- Stated exercise:
Every entry below should be printed exactly, without its images.

##### Data provided #####

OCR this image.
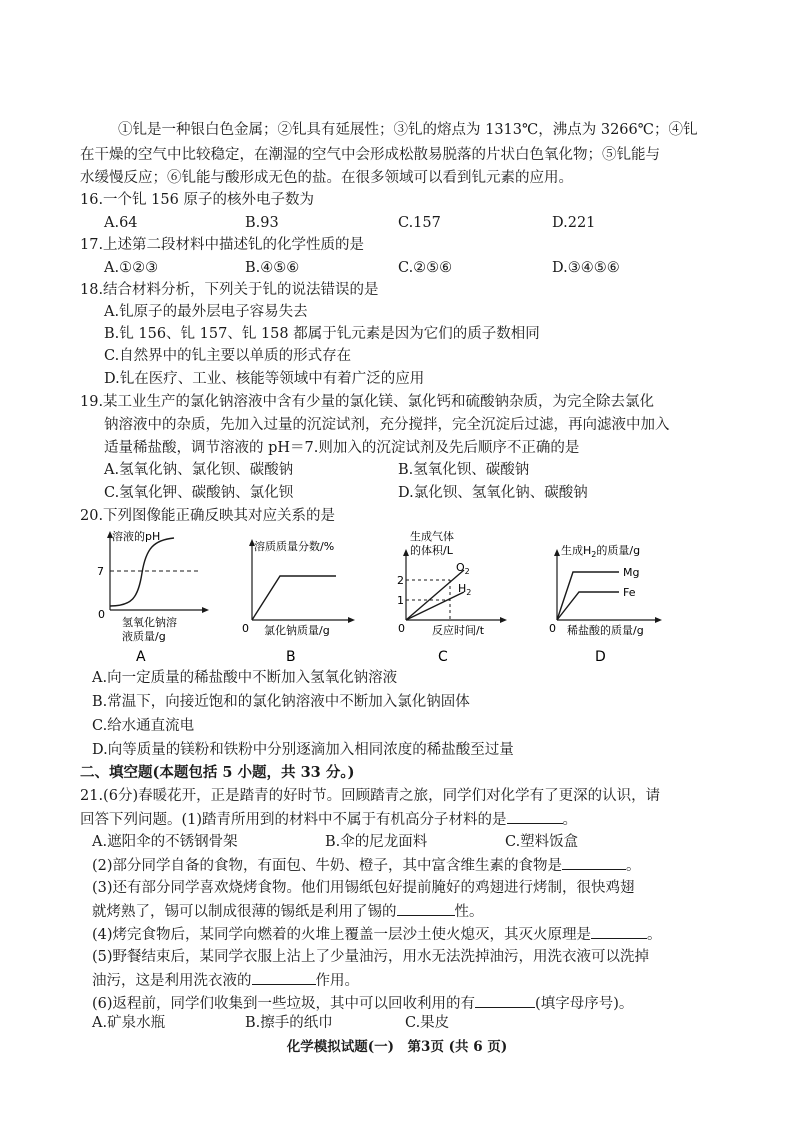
①钆是一种银白色金属；②钆具有延展性；③钆的熔点为 1313℃，沸点为 3266℃；④钆
在干燥的空气中比较稳定，在潮湿的空气中会形成松散易脱落的片状白色氧化物；⑤钆能与
水缓慢反应；⑥钆能与酸形成无色的盐。在很多领域可以看到钆元素的应用。
16.一个钆 156 原子的核外电子数为
A.64	B.93	C.157	D.221
17.上述第二段材料中描述钆的化学性质的是
A.①②③	B.④⑤⑥	C.②⑤⑥	D.③④⑤⑥
18.结合材料分析，下列关于钆的说法错误的是
A.钆原子的最外层电子容易失去
B.钆 156、钆 157、钆 158 都属于钆元素是因为它们的质子数相同
C.自然界中的钆主要以单质的形式存在
D.钆在医疗、工业、核能等领域中有着广泛的应用
19.某工业生产的氯化钠溶液中含有少量的氯化镁、氯化钙和硫酸钠杂质，为完全除去氯化
钠溶液中的杂质，先加入过量的沉淀试剂，充分搅拌，完全沉淀后过滤，再向滤液中加入
适量稀盐酸，调节溶液的 pH＝7.则加入的沉淀试剂及先后顺序不正确的是
A.氢氧化钠、氯化钡、碳酸钠	B.氢氧化钡、碳酸钠
C.氢氧化钾、碳酸钠、氯化钡	D.氯化钡、氢氧化钠、碳酸钠
20.下列图像能正确反映其对应关系的是
溶液的pH
7
0
氢氧化钠溶
液质量/g
A
溶质质量分数/%
0 氯化钠质量/g
B
生成气体
的体积/L
2
1
0
$O_2$
$H_2$
反应时间/t
C
生成$H_2$的质量/g
Mg
Fe
0 稀盐酸的质量/g
D
A.向一定质量的稀盐酸中不断加入氢氧化钠溶液
B.常温下，向接近饱和的氯化钠溶液中不断加入氯化钠固体
C.给水通直流电
D.向等质量的镁粉和铁粉中分别逐滴加入相同浓度的稀盐酸至过量
二、填空题(本题包括 5 小题，共 33 分。)
21.(6分)春暖花开，正是踏青的好时节。回顾踏青之旅，同学们对化学有了更深的认识，请
回答下列问题。(1)踏青所用到的材料中不属于有机高分子材料的是	。
A.遮阳伞的不锈钢骨架	B.伞的尼龙面料	C.塑料饭盒
(2)部分同学自备的食物，有面包、牛奶、橙子，其中富含维生素的食物是	。
(3)还有部分同学喜欢烧烤食物。他们用锡纸包好提前腌好的鸡翅进行烤制，很快鸡翅
就烤熟了，锡可以制成很薄的锡纸是利用了锡的	性。
(4)烤完食物后，某同学向燃着的火堆上覆盖一层沙土使火熄灭，其灭火原理是	。
(5)野餐结束后，某同学衣服上沾上了少量油污，用水无法洗掉油污，用洗衣液可以洗掉
油污，这是利用洗衣液的	作用。
(6)返程前，同学们收集到一些垃圾，其中可以回收利用的有	(填字母序号)。
A.矿泉水瓶	B.擦手的纸巾	C.果皮
化学模拟试题(一)　第3页 (共 6 页)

#####

- Written solution:
OCR this image.
①钆是一种银白色金属；②钆具有延展性；③钆的熔点为 1313℃，沸点为 3266℃；④钆
在干燥的空气中比较稳定，在潮湿的空气中会形成松散易脱落的片状白色氧化物；⑤钆能与
水缓慢反应；⑥钆能与酸形成无色的盐。在很多领域可以看到钆元素的应用。
16.一个钆 156 原子的核外电子数为
A.64	B.93	C.157	D.221
17.上述第二段材料中描述钆的化学性质的是
A.①②③	B.④⑤⑥	C.②⑤⑥	D.③④⑤⑥
18.结合材料分析，下列关于钆的说法错误的是
A.钆原子的最外层电子容易失去
B.钆 156、钆 157、钆 158 都属于钆元素是因为它们的质子数相同
C.自然界中的钆主要以单质的形式存在
D.钆在医疗、工业、核能等领域中有着广泛的应用
19.某工业生产的氯化钠溶液中含有少量的氯化镁、氯化钙和硫酸钠杂质，为完全除去氯化
钠溶液中的杂质，先加入过量的沉淀试剂，充分搅拌，完全沉淀后过滤，再向滤液中加入
适量稀盐酸，调节溶液的 pH＝7.则加入的沉淀试剂及先后顺序不正确的是
A.氢氧化钠、氯化钡、碳酸钠	B.氢氧化钡、碳酸钠
C.氢氧化钾、碳酸钠、氯化钡	D.氯化钡、氢氧化钠、碳酸钠
20.下列图像能正确反映其对应关系的是
溶液的pH
7
0
氢氧化钠溶
液质量/g
A
溶质质量分数/%
0 氯化钠质量/g
B
生成气体
的体积/L
2
1
0
$O_2$
$H_2$
反应时间/t
C
生成$H_2$的质量/g
Mg
Fe
0 稀盐酸的质量/g
D
A.向一定质量的稀盐酸中不断加入氢氧化钠溶液
B.常温下，向接近饱和的氯化钠溶液中不断加入氯化钠固体
C.给水通直流电
D.向等质量的镁粉和铁粉中分别逐滴加入相同浓度的稀盐酸至过量
二、填空题(本题包括 5 小题，共 33 分。)
21.(6分)春暖花开，正是踏青的好时节。回顾踏青之旅，同学们对化学有了更深的认识，请
回答下列问题。(1)踏青所用到的材料中不属于有机高分子材料的是	。
A.遮阳伞的不锈钢骨架	B.伞的尼龙面料	C.塑料饭盒
(2)部分同学自备的食物，有面包、牛奶、橙子，其中富含维生素的食物是	。
(3)还有部分同学喜欢烧烤食物。他们用锡纸包好提前腌好的鸡翅进行烤制，很快鸡翅
就烤熟了，锡可以制成很薄的锡纸是利用了锡的	性。
(4)烤完食物后，某同学向燃着的火堆上覆盖一层沙土使火熄灭，其灭火原理是	。
(5)野餐结束后，某同学衣服上沾上了少量油污，用水无法洗掉油污，用洗衣液可以洗掉
油污，这是利用洗衣液的	作用。
(6)返程前，同学们收集到一些垃圾，其中可以回收利用的有	(填字母序号)。
A.矿泉水瓶	B.擦手的纸巾	C.果皮
化学模拟试题(一)　第3页 (共 6 页)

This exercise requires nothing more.